┌──

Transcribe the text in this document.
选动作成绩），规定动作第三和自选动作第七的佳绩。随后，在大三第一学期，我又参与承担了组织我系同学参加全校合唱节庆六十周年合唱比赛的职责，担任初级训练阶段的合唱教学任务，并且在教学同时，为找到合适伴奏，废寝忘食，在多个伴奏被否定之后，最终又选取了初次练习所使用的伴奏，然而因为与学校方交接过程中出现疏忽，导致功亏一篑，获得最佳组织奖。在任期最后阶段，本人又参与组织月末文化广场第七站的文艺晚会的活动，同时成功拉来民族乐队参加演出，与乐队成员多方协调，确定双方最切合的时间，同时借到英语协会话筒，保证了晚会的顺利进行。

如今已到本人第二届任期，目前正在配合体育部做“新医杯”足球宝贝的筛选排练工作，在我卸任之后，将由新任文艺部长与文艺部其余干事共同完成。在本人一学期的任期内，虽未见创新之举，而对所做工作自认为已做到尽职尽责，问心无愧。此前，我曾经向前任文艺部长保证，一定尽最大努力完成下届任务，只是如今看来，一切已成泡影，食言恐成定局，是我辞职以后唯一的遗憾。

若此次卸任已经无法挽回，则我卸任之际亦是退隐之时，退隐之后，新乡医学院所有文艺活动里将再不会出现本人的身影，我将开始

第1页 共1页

└──

Retype all of the material above with every character intact.

» **Task result**:
Transcribe the text in this document.
选动作成绩），规定动作第三和自选动作第七的佳绩。随后，在大三第一学期，我又参与承担了组织我系同学参加全校合唱节庆六十周年合唱比赛的职责，担任初级训练阶段的合唱教学任务，并且在教学同时，为找到合适伴奏，废寝忘食，在多个伴奏被否定之后，最终又选取了初次练习所使用的伴奏，然而因为与学校方交接过程中出现疏忽，导致功亏一篑，获得最佳组织奖。在任期最后阶段，本人又参与组织月末文化广场第七站的文艺晚会的活动，同时成功拉来民族乐队参加演出，与乐队成员多方协调，确定双方最切合的时间，同时借到英语协会话筒，保证了晚会的顺利进行。

如今已到本人第二届任期，目前正在配合体育部做“新医杯”足球宝贝的筛选排练工作，在我卸任之后，将由新任文艺部长与文艺部其余干事共同完成。在本人一学期的任期内，虽未见创新之举，而对所做工作自认为已做到尽职尽责，问心无愧。此前，我曾经向前任文艺部长保证，一定尽最大努力完成下届任务，只是如今看来，一切已成泡影，食言恐成定局，是我辞职以后唯一的遗憾。

若此次卸任已经无法挽回，则我卸任之际亦是退隐之时，退隐之后，新乡医学院所有文艺活动里将再不会出现本人的身影，我将开始

第1页 共1页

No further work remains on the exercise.